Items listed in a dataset
-- Start --

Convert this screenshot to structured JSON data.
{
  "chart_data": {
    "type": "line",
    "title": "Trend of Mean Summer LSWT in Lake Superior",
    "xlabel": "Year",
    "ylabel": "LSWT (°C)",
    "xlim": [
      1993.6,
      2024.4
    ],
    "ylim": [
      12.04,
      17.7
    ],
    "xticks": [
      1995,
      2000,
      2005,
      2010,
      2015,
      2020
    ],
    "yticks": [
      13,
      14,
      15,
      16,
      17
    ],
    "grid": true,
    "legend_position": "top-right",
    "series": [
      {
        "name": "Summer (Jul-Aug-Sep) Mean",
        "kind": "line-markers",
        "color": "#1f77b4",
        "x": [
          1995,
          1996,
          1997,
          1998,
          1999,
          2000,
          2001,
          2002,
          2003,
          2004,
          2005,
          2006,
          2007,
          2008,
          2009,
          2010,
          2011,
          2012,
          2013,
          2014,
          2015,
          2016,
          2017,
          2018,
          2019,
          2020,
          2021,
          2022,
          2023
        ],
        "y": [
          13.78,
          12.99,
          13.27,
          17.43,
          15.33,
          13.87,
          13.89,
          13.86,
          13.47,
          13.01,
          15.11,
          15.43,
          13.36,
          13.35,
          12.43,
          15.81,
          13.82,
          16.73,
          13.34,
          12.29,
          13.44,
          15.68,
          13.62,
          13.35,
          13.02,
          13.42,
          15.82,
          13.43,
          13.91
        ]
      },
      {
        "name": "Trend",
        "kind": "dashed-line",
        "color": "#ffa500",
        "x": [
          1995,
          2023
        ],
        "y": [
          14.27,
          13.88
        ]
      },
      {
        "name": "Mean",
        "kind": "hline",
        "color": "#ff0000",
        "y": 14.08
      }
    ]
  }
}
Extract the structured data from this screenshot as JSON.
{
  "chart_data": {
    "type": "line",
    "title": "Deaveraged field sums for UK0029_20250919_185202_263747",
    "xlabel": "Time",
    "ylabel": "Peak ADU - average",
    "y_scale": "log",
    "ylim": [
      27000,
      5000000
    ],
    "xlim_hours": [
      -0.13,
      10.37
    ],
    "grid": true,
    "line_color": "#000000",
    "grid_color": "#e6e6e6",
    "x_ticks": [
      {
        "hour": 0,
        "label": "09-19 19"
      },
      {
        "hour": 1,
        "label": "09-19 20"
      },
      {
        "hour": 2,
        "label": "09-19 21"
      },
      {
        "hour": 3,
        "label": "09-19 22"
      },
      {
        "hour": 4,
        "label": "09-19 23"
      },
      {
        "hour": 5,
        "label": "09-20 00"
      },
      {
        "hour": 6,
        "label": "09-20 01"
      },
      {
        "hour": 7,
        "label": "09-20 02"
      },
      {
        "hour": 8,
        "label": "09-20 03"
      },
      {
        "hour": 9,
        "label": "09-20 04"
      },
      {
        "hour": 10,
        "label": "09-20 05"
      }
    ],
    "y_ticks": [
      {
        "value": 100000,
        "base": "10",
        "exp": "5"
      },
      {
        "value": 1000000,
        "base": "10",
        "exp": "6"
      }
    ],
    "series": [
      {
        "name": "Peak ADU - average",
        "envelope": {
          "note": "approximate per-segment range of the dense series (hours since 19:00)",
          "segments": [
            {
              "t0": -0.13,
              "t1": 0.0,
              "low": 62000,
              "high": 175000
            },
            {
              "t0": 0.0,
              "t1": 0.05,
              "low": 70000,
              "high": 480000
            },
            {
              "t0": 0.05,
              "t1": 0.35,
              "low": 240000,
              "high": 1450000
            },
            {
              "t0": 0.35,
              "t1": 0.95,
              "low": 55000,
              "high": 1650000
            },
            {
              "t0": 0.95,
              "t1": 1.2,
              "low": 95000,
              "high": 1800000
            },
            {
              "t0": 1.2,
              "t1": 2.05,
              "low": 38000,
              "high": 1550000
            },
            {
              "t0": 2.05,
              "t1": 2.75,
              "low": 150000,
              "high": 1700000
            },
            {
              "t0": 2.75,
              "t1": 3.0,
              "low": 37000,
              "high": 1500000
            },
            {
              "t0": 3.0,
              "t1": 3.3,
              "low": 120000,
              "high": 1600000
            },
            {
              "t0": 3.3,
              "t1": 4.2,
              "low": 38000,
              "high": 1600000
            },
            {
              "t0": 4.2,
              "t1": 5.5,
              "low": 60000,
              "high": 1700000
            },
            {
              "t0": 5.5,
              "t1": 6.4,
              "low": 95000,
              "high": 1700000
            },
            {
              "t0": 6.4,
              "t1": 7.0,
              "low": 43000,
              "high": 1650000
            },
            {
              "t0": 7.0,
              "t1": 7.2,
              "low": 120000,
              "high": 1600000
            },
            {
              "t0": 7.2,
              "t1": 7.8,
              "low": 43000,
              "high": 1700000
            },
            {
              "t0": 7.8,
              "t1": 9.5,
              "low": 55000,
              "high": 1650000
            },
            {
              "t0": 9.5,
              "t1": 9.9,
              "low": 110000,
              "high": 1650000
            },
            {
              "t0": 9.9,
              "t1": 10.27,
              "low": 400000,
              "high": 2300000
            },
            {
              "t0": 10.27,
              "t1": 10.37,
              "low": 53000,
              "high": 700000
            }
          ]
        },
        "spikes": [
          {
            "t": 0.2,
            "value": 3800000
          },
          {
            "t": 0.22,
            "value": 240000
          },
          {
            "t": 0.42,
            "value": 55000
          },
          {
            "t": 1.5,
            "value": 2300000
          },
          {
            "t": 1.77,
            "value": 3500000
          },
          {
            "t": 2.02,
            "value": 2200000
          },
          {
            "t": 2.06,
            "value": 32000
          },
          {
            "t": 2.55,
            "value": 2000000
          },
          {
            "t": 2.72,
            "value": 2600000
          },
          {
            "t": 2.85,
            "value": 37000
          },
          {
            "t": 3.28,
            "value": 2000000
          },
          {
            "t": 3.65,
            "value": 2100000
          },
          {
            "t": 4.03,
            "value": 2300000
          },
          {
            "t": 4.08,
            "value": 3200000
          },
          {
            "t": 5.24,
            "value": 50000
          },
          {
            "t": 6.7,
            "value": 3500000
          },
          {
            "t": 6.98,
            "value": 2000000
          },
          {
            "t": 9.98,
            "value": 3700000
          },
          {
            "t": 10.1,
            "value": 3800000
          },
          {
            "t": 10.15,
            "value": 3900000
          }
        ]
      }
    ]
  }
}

-- End --

> **WHAT NEEDS TO BE DONE**
Write the material out again in its entirety, exactly as shown.

> **RESULT OF THIS TASK**
Convert this screenshot to structured JSON data.
{
  "chart_data": {
    "type": "line",
    "title": "Trend of Mean Summer LSWT in Lake Superior",
    "xlabel": "Year",
    "ylabel": "LSWT (°C)",
    "xlim": [
      1993.6,
      2024.4
    ],
    "ylim": [
      12.04,
      17.7
    ],
    "xticks": [
      1995,
      2000,
      2005,
      2010,
      2015,
      2020
    ],
    "yticks": [
      13,
      14,
      15,
      16,
      17
    ],
    "grid": true,
    "legend_position": "top-right",
    "series": [
      {
        "name": "Summer (Jul-Aug-Sep) Mean",
        "kind": "line-markers",
        "color": "#1f77b4",
        "x": [
          1995,
          1996,
          1997,
          1998,
          1999,
          2000,
          2001,
          2002,
          2003,
          2004,
          2005,
          2006,
          2007,
          2008,
          2009,
          2010,
          2011,
          2012,
          2013,
          2014,
          2015,
          2016,
          2017,
          2018,
          2019,
          2020,
          2021,
          2022,
          2023
        ],
        "y": [
          13.78,
          12.99,
          13.27,
          17.43,
          15.33,
          13.87,
          13.89,
          13.86,
          13.47,
          13.01,
          15.11,
          15.43,
          13.36,
          13.35,
          12.43,
          15.81,
          13.82,
          16.73,
          13.34,
          12.29,
          13.44,
          15.68,
          13.62,
          13.35,
          13.02,
          13.42,
          15.82,
          13.43,
          13.91
        ]
      },
      {
        "name": "Trend",
        "kind": "dashed-line",
        "color": "#ffa500",
        "x": [
          1995,
          2023
        ],
        "y": [
          14.27,
          13.88
        ]
      },
      {
        "name": "Mean",
        "kind": "hline",
        "color": "#ff0000",
        "y": 14.08
      }
    ]
  }
}
Extract the structured data from this screenshot as JSON.
{
  "chart_data": {
    "type": "line",
    "title": "Deaveraged field sums for UK0029_20250919_185202_263747",
    "xlabel": "Time",
    "ylabel": "Peak ADU - average",
    "y_scale": "log",
    "ylim": [
      27000,
      5000000
    ],
    "xlim_hours": [
      -0.13,
      10.37
    ],
    "grid": true,
    "line_color": "#000000",
    "grid_color": "#e6e6e6",
    "x_ticks": [
      {
        "hour": 0,
        "label": "09-19 19"
      },
      {
        "hour": 1,
        "label": "09-19 20"
      },
      {
        "hour": 2,
        "label": "09-19 21"
      },
      {
        "hour": 3,
        "label": "09-19 22"
      },
      {
        "hour": 4,
        "label": "09-19 23"
      },
      {
        "hour": 5,
        "label": "09-20 00"
      },
      {
        "hour": 6,
        "label": "09-20 01"
      },
      {
        "hour": 7,
        "label": "09-20 02"
      },
      {
        "hour": 8,
        "label": "09-20 03"
      },
      {
        "hour": 9,
        "label": "09-20 04"
      },
      {
        "hour": 10,
        "label": "09-20 05"
      }
    ],
    "y_ticks": [
      {
        "value": 100000,
        "base": "10",
        "exp": "5"
      },
      {
        "value": 1000000,
        "base": "10",
        "exp": "6"
      }
    ],
    "series": [
      {
        "name": "Peak ADU - average",
        "envelope": {
          "note": "approximate per-segment range of the dense series (hours since 19:00)",
          "segments": [
            {
              "t0": -0.13,
              "t1": 0.0,
              "low": 62000,
              "high": 175000
            },
            {
              "t0": 0.0,
              "t1": 0.05,
              "low": 70000,
              "high": 480000
            },
            {
              "t0": 0.05,
              "t1": 0.35,
              "low": 240000,
              "high": 1450000
            },
            {
              "t0": 0.35,
              "t1": 0.95,
              "low": 55000,
              "high": 1650000
            },
            {
              "t0": 0.95,
              "t1": 1.2,
              "low": 95000,
              "high": 1800000
            },
            {
              "t0": 1.2,
              "t1": 2.05,
              "low": 38000,
              "high": 1550000
            },
            {
              "t0": 2.05,
              "t1": 2.75,
              "low": 150000,
              "high": 1700000
            },
            {
              "t0": 2.75,
              "t1": 3.0,
              "low": 37000,
              "high": 1500000
            },
            {
              "t0": 3.0,
              "t1": 3.3,
              "low": 120000,
              "high": 1600000
            },
            {
              "t0": 3.3,
              "t1": 4.2,
              "low": 38000,
              "high": 1600000
            },
            {
              "t0": 4.2,
              "t1": 5.5,
              "low": 60000,
              "high": 1700000
            },
            {
              "t0": 5.5,
              "t1": 6.4,
              "low": 95000,
              "high": 1700000
            },
            {
              "t0": 6.4,
              "t1": 7.0,
              "low": 43000,
              "high": 1650000
            },
            {
              "t0": 7.0,
              "t1": 7.2,
              "low": 120000,
              "high": 1600000
            },
            {
              "t0": 7.2,
              "t1": 7.8,
              "low": 43000,
              "high": 1700000
            },
            {
              "t0": 7.8,
              "t1": 9.5,
              "low": 55000,
              "high": 1650000
            },
            {
              "t0": 9.5,
              "t1": 9.9,
              "low": 110000,
              "high": 1650000
            },
            {
              "t0": 9.9,
              "t1": 10.27,
              "low": 400000,
              "high": 2300000
            },
            {
              "t0": 10.27,
              "t1": 10.37,
              "low": 53000,
              "high": 700000
            }
          ]
        },
        "spikes": [
          {
            "t": 0.2,
            "value": 3800000
          },
          {
            "t": 0.22,
            "value": 240000
          },
          {
            "t": 0.42,
            "value": 55000
          },
          {
            "t": 1.5,
            "value": 2300000
          },
          {
            "t": 1.77,
            "value": 3500000
          },
          {
            "t": 2.02,
            "value": 2200000
          },
          {
            "t": 2.06,
            "value": 32000
          },
          {
            "t": 2.55,
            "value": 2000000
          },
          {
            "t": 2.72,
            "value": 2600000
          },
          {
            "t": 2.85,
            "value": 37000
          },
          {
            "t": 3.28,
            "value": 2000000
          },
          {
            "t": 3.65,
            "value": 2100000
          },
          {
            "t": 4.03,
            "value": 2300000
          },
          {
            "t": 4.08,
            "value": 3200000
          },
          {
            "t": 5.24,
            "value": 50000
          },
          {
            "t": 6.7,
            "value": 3500000
          },
          {
            "t": 6.98,
            "value": 2000000
          },
          {
            "t": 9.98,
            "value": 3700000
          },
          {
            "t": 10.1,
            "value": 3800000
          },
          {
            "t": 10.15,
            "value": 3900000
          }
        ]
      }
    ]
  }
}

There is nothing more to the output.